● **EXERCISE PROMPT**: Rewrite the lines from the one containing "cross-ref-label: Voyez <box>686" up to and including the one containing "entry-text: Prenez des poulets que", substituting "coq" for "chapon" and leaving everything else unchanged.

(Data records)
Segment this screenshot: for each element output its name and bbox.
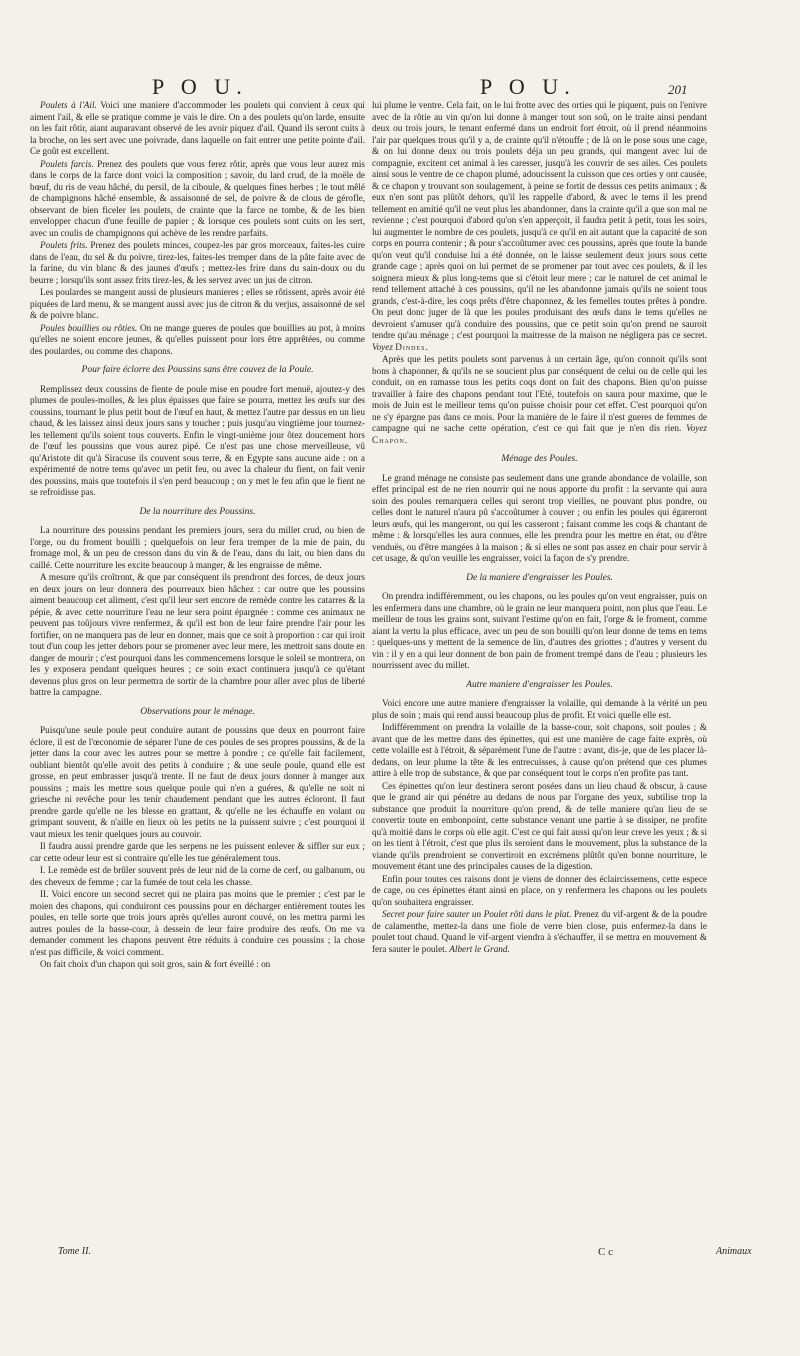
cross-ref-label: Voyez <box>686 423 707 433</box>
paragraph: On fait choix d'un chapon qui soit gros, sain & fort éveillé : on <box>40 959 271 969</box>
entry-text: Prenez des poulets que vous ferez rôtir, après que vous leur aurez mis dans le corps de la farce dont voici la composition ; savoir, du lard crud, de la moële de bœuf, du ris de veau hâché, du persil, de la ciboule, & quelques fines herbes ; le tout mêlé de champignons hâché ensemble, & assaisonné de sel, de poivre & de clous de gérofle, observant de bien ficeler les poulets, de crainte que la farce ne tombe, & de les bien envelopper chacun d'une feuille de papier ; & lorsque ces poulets sont cuits on les sert, avec un coulis de champignons qui achève de les rendre parfaits. <box>30 158 365 238</box>
entry-text: Prenez des poulets minces, coupez-les par gros morceaux, faites-les cuire dans de l'eau, du sel & du poivre, tirez-les, faites-les tremper dans de la pâte faite avec de la farine, du vin blanc & des jaunes d'œufs ; mettez-les frire dans du sain-doux ou du beurre ; lorsqu'ils sont assez frits tirez-les, & les servez avec un jus de citron. <box>30 240 365 285</box>
section-heading: De la maniere d'engraisser les Poules. <box>466 572 613 583</box>
right-column <box>372 100 707 1260</box>
entry-text: Après que les petits poulets sont parvenus à un certain âge, qu'on connoit qu'ils sont bons à chaponner, & qu'ils ne se soucient plus par conséquent de celui ou de celle qui les conduit, on en ramasse tous les petits coqs dont on fait des chapons. Bien qu'on puisse travailler à faire des chapons pendant tout l'Eté, toutefois on saura pour maxime, que le mois de Juin est le meilleur tems qu'on puisse choisir pour cet effet. C'est pourquoi qu'on ne s'y épargne pas dans ce mois. Pour la manière de le faire il n'est gueres de femmes de campagne qui ne sache cette opération, c'est ce qui fait que je n'en dis rien. <box>372 354 707 433</box>
entry-text: Prenez du vif-argent & de la poudre de calamenthe, mettez-la dans une fiole de verre bien close, puis enfermez-la dans le poulet tout chaud. Quand le vif-argent viendra à s'échauffer, il se mettra en mouvement & fera sauter le poulet. <box>372 909 707 954</box>
section-heading: De la nourriture des Poussins. <box>139 506 256 517</box>
paragraph: Ces épinettes qu'on leur destinera seront posées dans un lieu chaud & obscur, à cause que le grand air qui pénétre au dedans de nous par l'organe des yeux, subtilise trop la substance que produit la nourriture qu'on prend, & de telle maniere qu'au lieu de se convertir toute en embonpoint, cette substance venant une partie à se dissiper, ne profite qu'à moitié dans le corps où elle agit. C'est ce qui fait aussi qu'on leur creve les yeux ; & si on les tient à l'étroit, c'est que plus ils seroient dans le mouvement, plus la substance de la viande qu'ils prendroient se convertiroit en excrémens plûtôt qu'en bonne nourriture, le mouvement étant une des principales causes de la digestion. <box>372 780 707 871</box>
paragraph <box>372 909 707 955</box>
paragraph <box>372 100 707 353</box>
paragraph <box>372 354 707 446</box>
section-heading: Autre maniere d'engraisser les Poules. <box>466 679 613 690</box>
entry-text: On ne mange gueres de poules que bouillies au pot, à moins qu'elles ne soient encore jeunes, & qu'elles puissent pour lors être apprêtées, ou comme des poulardes, ou comme des chapons. <box>30 322 365 356</box>
section-heading: Pour faire éclorre des Poussins sans être couvez de la Poule. <box>81 365 314 375</box>
entry-lead: Poulets frits. <box>40 240 88 250</box>
paragraph: Remplissez deux coussins de fiente de poule mise en poudre fort menuë, ajoutez-y des plumes de poules-molles, & les plus épaisses que faire se pourra, mettez les œufs sur des coussins, tournant le plus petit bout de l'œuf en haut, & mettez l'autre par dessus en un lieu chaud, & les laissez ainsi deux jours sans y toucher ; puis jusqu'au vingtième jour tournez-les tellement qu'ils soient tous couverts. Enfin le vingt-unième jour ôtez doucement hors de l'œuf les poussins que vous aurez pipé. Ce n'est pas une chose merveilleuse, vû qu'Aristote dit qu'à Siracuse ils couvent sous terre, & en Egypte sans aucune aide : on a expérimenté de notre tems qu'avec un petit feu, ou avec la chaleur du fient, on fait venir des poussins, mais que toutefois il s'en perd beaucoup ; on y met le feu afin que le fient ne se refroidisse pas. <box>30 383 365 497</box>
paragraph: La nourriture des poussins pendant les premiers jours, sera du millet crud, ou bien de l'orge, ou du froment bouilli ; quelquefois on leur fera tremper de la mie de pain, du fromage mol, & un peu de cresson dans du vin & de l'eau, dans du lait, ou bien dans du caillé. Cette nourriture les excite beaucoup à manger, & les engraisse de même. <box>30 525 365 570</box>
paragraph: I. Le remède est de brûler souvent près de leur nid de la corne de cerf, ou galbanum, ou des cheveux de femme ; car la fumée de tout cela les chasse. <box>30 865 365 887</box>
paragraph: Le grand ménage ne consiste pas seulement dans une grande abondance de volaille, son effet principal est de ne rien nourrir qui ne nous apporte du profit : la servante qui aura soin des poules remarquera celles qui seront trop vieilles, ne pouvant plus pondre, ou celles dont le naturel n'aura pû s'accoûtumer à couver ; ou enfin les poules qui égareront leurs œufs, qui les mangeront, ou qui les casseront ; faisant comme les coqs & chantant de même : & lorsqu'elles les aura connues, elle les prendra pour les mettre en état, ou d'être venduës, ou d'être mangées à la maison ; & si elles ne sont pas assez en chair pour servir à cet usage, & qu'on veuille les engraisser, voici la façon de s'y prendre. <box>372 472 707 563</box>
running-head-right: P O U. <box>480 74 576 99</box>
paragraph: Enfin pour toutes ces raisons dont je viens de donner des éclaircissemens, cette espece de cage, ou ces épinettes étant ainsi en place, on y renfermera les chapons ou les poulets qu'on souhaitera engraisser. <box>372 873 707 907</box>
entry-text: lui plume le ventre. Cela fait, on le lui frotte avec des orties qui le piquent, puis on l'enivre avec de la rôtie au vin qu'on lui donne à manger tout son soû, on le traite ainsi pendant deux ou trois jours, le tenant enfermé dans un endroit fort étroit, où il prend néanmoins l'air par quelques trous qu'il y a, de crainte qu'il n'étouffe ; de là on le pose sous une cage, & on lui donne deux ou trois poulets déja un peu grands, qui mangent avec lui de compagnie, excitent cet animal à les caresser, jusqu'à les couvrir de ses ailes. Ces poulets ainsi sous le ventre de ce chapon plumé, adoucissent la cuisson que ces orties y ont causée, & ce chapon y trouvant son soulagement, à peine se fortit de dessus ces petits animaux ; & eux n'en sont pas plûtôt dehors, qu'il les rappelle d'abord, & avec le tems il les prend tellement en amitié qu'il ne veut plus les abandonner, dans la crainte qu'il a que son mal ne revienne ; c'est pourquoi d'abord qu'on s'en apperçoit, il faudra petit à petit, tous les soirs, lui augmenter le nombre de ces poulets, jusqu'à ce qu'il en ait autant que la capacité de son corps en pourra contenir ; & pour s'accoûtumer avec ces poussins, après que toute la bande qu'on veut qu'il conduise lui a été donnée, on le laisse seulement deux jours sous cette grande cage ; après quoi on lui permet de se promener par tout avec ces poulets, & il les soignera mieux & plus long-tems que si c'étoit leur mere ; car le naturel de cet animal le rend tellement attaché à ces poussins, qu'il ne les abandonne jamais qu'ils ne soient tous grands, c'est-à-dire, les coqs prêts d'être chaponnez, & les femelles toutes prêtes à pondre. On peut donc juger de là que les poules produisant des œufs dans le tems qu'elles ne devroient s'amuser qu'à conduire des poussins, que ce petit soin qu'on prend ne sauroit tendre qu'au ménage ; c'est pourquoi la maitresse de la maison ne négligera pas ce secret. <box>372 100 707 340</box>
paragraph: Il faudra aussi prendre garde que les serpens ne les puissent enlever & siffler sur eux ; car cette odeur leur est si contraire qu'elle les tue généralement tous. <box>30 841 365 863</box>
cross-ref-label: Voyez <box>372 341 393 352</box>
section-heading: Ménage des Poules. <box>501 454 578 464</box>
author-citation: Albert le Grand. <box>449 943 510 954</box>
paragraph <box>30 100 365 158</box>
paragraph: Puisqu'une seule poule peut conduire autant de poussins que deux en pourront faire éclore, il est de l'œconomie de séparer l'une de ces poules de ses propres poussins, & de la jetter dans la cour avec les autres pour se mettre à pondre ; ce qu'elle fait facilement, oubliant bientôt qu'elle avoit des petits à conduire ; & une seule poule, quand elle est grosse, en peut embrasser jusqu'à trente. Il ne faut de deux jours donner à manger aux poussins ; mais les mettre sous quelque poule qui n'en a guéres, & qu'elle ne soit ni griesche ni revêche pour les tenir chaudement pendant que les autres écloront. Il faut prendre garde qu'elle ne les blesse en grattant, & qu'elle ne les échauffe en volant ou grimpant souvent, & n'aille en lieux où les petits ne la puissent suivre ; c'est pourquoi il vaut mieux les tenir quelques jours au couvoir. <box>30 725 365 839</box>
entry-lead: Poules bouillies ou rôties. <box>40 322 138 333</box>
page-number: 201 <box>668 82 688 97</box>
paragraph: Les poulardes se mangent aussi de plusieurs manieres ; elles se rôtissent, après avoir été piquées de lard menu, & se mangent aussi avec jus de citron & du verjus, assaisonné de sel & de poivre blanc. <box>30 287 365 320</box>
entry-lead: Secret pour faire sauter un Poulet rôti dans le plat. <box>382 909 572 919</box>
section-heading: Observations pour le ménage. <box>140 706 255 717</box>
paragraph: On prendra indifféremment, ou les chapons, ou les poules qu'on veut engraisser, puis on les enfermera dans une chambre, où le grain ne leur manquera point, non plus que l'eau. Le meilleur de tous les grains sont, suivant l'estime qu'on en fait, l'orge & le froment, comme aiant la vertu la plus efficace, avec un peu de son bouilli qu'on leur donne de tems en tems : quelques-uns y mettent de la semence de lin, d'autres des griottes ; d'autres y versent du vin : il y en a qui leur donnent de bon pain de froment trempé dans de l'eau ; plusieurs les nourrissent avec du millet. <box>372 591 707 670</box>
running-head-left: P O U. <box>152 74 248 99</box>
volume-label: Tome II. <box>58 1246 91 1257</box>
cross-ref: Chapon. <box>372 434 409 445</box>
paragraph <box>30 159 365 240</box>
left-column <box>30 100 365 1260</box>
cross-ref: Dindes. <box>395 341 429 352</box>
signature-mark: C c <box>598 1246 613 1258</box>
entry-lead: Poulets à l'Ail. <box>40 100 97 110</box>
entry-text: Voici une maniere d'accommoder les poulets qui convient à ceux qui aiment l'ail, & elle se pratique comme je vais le dire. On a des poulets qu'on larde, ensuite on les fait rôtir, aiant auparavant observé de les avoir piquez d'ail. Quand ils seront cuits à la broche, on les sert avec une poivrade, dans laquelle on fait entrer une petite pointe d'ail. Ce goût est excellent. <box>30 100 365 156</box>
entry-lead: Poulets farcis. <box>40 158 94 169</box>
paragraph <box>30 240 365 286</box>
paragraph <box>30 323 365 358</box>
catchword: Animaux <box>716 1246 752 1257</box>
paragraph: Indifféremment on prendra la volaille de la basse-cour, soit chapons, soit poules ; & avant que de les mettre dans des épinettes, qui est une manière de cage faite exprès, où cette volaille est à l'étroit, & séparément l'une de l'autre : avant, dis-je, que de les placer là-dedans, on leur plume la tête & les entrecuisses, à cause qu'on prétend que ces plumes attire à elle trop de substance, & que par conséquent tout le corps n'en profite pas tant. <box>372 722 707 778</box>
paragraph: Voici encore une autre maniere d'engraisser la volaille, qui demande à la vérité un peu plus de soin ; mais qui rend aussi beaucoup plus de profit. Et voici quelle elle est. <box>372 698 707 720</box>
paragraph: II. Voici encore un second secret qui ne plaira pas moins que le premier ; c'est par le moien des chapons, qui conduiront ces poussins pour en décharger entièrement toutes les poules, en telle sorte que trois jours après qu'elles auront couvé, on les mettra parmi les autres poules de la basse-cour, à dessein de leur faire produire des œufs. On me va demander comment les chapons peuvent être réduits à conduire ces poussins ; la chose n'est pas difficile, & voici comment. <box>30 889 365 957</box>
paragraph: A mesure qu'ils croîtront, & que par conséquent ils prendront des forces, de deux jours en deux jours on leur donnera des pourreaux bien hâchez : car outre que les poussins aiment beaucoup cet aliment, c'est qu'il leur sert encore de remède contre les catarres & la pépie, & avec cette nourriture l'eau ne leur sera point épargnée : comme ces animaux ne peuvent pas toûjours vivre renfermez, & qu'il est bon de leur faire prendre l'air pour les fortifier, on ne manquera pas de leur en donner, mais que ce soit à proportion : car qui iroit tout d'un coup les jetter dehors pour se promener avec leur mere, les mettroit sans doute en danger de mourir ; c'est pourquoi dans les commencemens lorsque le soleil se montrera, on les y exposera pendant quelques heures ; ce soin exact continuera jusqu'à ce qu'étant devenus plus gros on leur permettra de sortir de la chambre pour aller avec plus de liberté battre la campagne. <box>30 572 365 697</box>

● **SOLVED PROBLEM**:
cross-ref-label: Voyez <box>686 423 707 433</box>
paragraph: On fait choix d'un coq qui soit gros, sain & fort éveillé : on <box>40 959 271 969</box>
entry-text: Prenez des poulets que vous ferez rôtir, après que vous leur aurez mis dans le corps de la farce dont voici la composition ; savoir, du lard crud, de la moële de bœuf, du ris de veau hâché, du persil, de la ciboule, & quelques fines herbes ; le tout mêlé de champignons hâché ensemble, & assaisonné de sel, de poivre & de clous de gérofle, observant de bien ficeler les poulets, de crainte que la farce ne tombe, & de les bien envelopper chacun d'une feuille de papier ; & lorsque ces poulets sont cuits on les sert, avec un coulis de champignons qui achève de les rendre parfaits. <box>30 158 365 238</box>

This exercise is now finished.